**Page extract:**
•••••

Fast cog-to-cog copy with non-1 strides

Wuerfel_21 · 2021-08-25 21:21

Here's a little technique I just figured out.
If you want to do a copy in cogRAM where the source/destination pointers need to move by more than one each step, you'd usually do it with a 3-instruction loop, probably involving ALTI. But by harnessing the immense powers of self-modifying code and pipeline abuse, you can do a 2-instruction loop:

              ' will copy
              ' apart+0 -> together+0, apart+8 -> together+1, apart+16 -> together+2, etc.
              sets .gathermov,#apart
              setd .gathermov,#together
              add  .gathermov,gatherDelta
              rep @.loop,#9 ' <- copy length
.gathermov    mov 0-0,0-0
              add .gathermov,gatherDelta
.loop

gatherDelta         long (1<<9)+8

evanh · 2021-08-26 00:46

That's six ticks of lag! I guess that shows how significant the pipeline is.

Simonius · 2021-08-27 08:09

How does the pipeline work?
Please explain in little more detail.

•••••

**Data to process:**

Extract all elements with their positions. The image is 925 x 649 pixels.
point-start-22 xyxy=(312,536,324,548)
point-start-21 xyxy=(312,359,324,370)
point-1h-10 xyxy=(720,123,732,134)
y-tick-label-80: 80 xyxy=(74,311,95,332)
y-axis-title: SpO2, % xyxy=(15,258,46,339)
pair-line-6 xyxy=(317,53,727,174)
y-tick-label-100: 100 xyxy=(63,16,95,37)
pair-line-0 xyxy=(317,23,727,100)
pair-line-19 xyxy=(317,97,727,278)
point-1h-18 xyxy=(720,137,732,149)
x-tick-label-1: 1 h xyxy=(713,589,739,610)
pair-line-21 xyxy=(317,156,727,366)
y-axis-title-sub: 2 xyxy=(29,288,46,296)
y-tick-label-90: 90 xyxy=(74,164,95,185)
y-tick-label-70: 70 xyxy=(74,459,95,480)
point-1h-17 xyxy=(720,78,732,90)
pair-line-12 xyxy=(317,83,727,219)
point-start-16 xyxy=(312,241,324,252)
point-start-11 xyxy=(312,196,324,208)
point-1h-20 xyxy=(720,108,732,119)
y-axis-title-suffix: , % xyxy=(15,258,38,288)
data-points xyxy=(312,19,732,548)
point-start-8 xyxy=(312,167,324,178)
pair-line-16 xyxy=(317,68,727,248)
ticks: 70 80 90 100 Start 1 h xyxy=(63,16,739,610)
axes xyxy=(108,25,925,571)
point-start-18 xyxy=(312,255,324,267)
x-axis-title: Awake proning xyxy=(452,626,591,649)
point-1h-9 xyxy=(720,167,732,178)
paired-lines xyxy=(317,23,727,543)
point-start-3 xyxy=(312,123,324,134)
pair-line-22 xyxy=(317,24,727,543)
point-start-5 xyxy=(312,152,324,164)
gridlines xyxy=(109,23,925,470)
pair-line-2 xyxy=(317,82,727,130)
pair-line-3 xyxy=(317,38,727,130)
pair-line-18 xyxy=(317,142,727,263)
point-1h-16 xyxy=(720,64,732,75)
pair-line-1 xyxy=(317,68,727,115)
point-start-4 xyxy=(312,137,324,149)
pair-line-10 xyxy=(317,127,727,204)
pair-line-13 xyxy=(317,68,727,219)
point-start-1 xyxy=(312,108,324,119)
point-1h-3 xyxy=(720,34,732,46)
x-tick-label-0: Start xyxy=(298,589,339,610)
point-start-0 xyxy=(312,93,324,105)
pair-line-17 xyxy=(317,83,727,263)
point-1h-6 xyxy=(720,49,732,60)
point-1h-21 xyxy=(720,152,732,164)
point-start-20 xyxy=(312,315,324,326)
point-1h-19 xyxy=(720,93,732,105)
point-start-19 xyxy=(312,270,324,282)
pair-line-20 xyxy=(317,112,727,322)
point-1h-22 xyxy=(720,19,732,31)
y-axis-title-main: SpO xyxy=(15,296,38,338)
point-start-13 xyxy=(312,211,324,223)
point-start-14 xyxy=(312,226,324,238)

•••••

**Directives:**
1. Rewrite the listing from its first line down to the line containing "pair-line-6 xyxy=(317,53,727,174)", with "Extract" swapped for "List" and nothing else changed. Return only those lines.
2. Go on with the forum thread about fast cog-to-cog copy with non-1 strides, picking up after its final post.

**Answers to the problems:**
1.
List all elements with their positions. The image is 925 x 649 pixels.
point-start-22 xyxy=(312,536,324,548)
point-start-21 xyxy=(312,359,324,370)
point-1h-10 xyxy=(720,123,732,134)
y-tick-label-80: 80 xyxy=(74,311,95,332)
y-axis-title: SpO2, % xyxy=(15,258,46,339)
pair-line-6 xyxy=(317,53,727,174)

2.
evanh · 2021-08-27 08:22

Chip did an ASCII art of it way back:

        |                   |                   |                   |                   |                   |                   |
rdRAM Ib|------+            |           rdRAM Ic|------+            |           rdRAM Id|------+            |           rdRAM Ie|
        |      |            |                   |      |            |                   |      |            |                   |
latch Da|--+   +--> rdRAM Db|---------> latch Db|--+   +--> rdRAM Dc|---------> latch Dc|--+   +--> rdRAM Dd|---------> latch Dd|
latch Sa|--+   +--> rdRAM Sb|---------> latch Sb|--+   +--> rdRAM Sc|---------> latch Sc|--+   +--> rdRAM Sd|---------> latch Sd|
latch Ia|--+   +--> latch Ib|---------> latch Ib|--+   +--> latch Ic|---------> latch Ic|--+   +--> latch Id|---------> latch Id|
        |  |                |                   |  |                |                   |  |                |                   |
        |  +---------------ALU--------> wrRAM Ra|  +---------------ALU--------> wrRAM Rb|  +---------------ALU--------> wrRAM Rc|
        |                   |                   |                   |                   |                   |                   |
        |                   |stall/done = 'gox' |                   |stall/done = 'gox' |                   |stall/done = 'gox' |
        |       'get'       |      done = 'go'  |       'get'       |      done = 'go'  |       'get'       |      done = 'go'  |

evanh · 2021-08-27 08:25

I'll try to explain how to read that diagram now ...:

First point: "Pipelining" is a sort of paralleling of execution without really changing the sequential nature of executing an instruction.

Those sequential steps are:
1: Use the Program Counter to generate an address to fetch the instruction from memory.
2: Fetch that instruction - rdRAM Ib
3: Decode the instruction into control lines and, instruction dependant, operand fetches/immediates.
4: Fetch the operands (parameters) - rdRAM Db, rdRAM Sb
5: Execute: Control lines have prepared the ALU. Feed the operands into the ALU.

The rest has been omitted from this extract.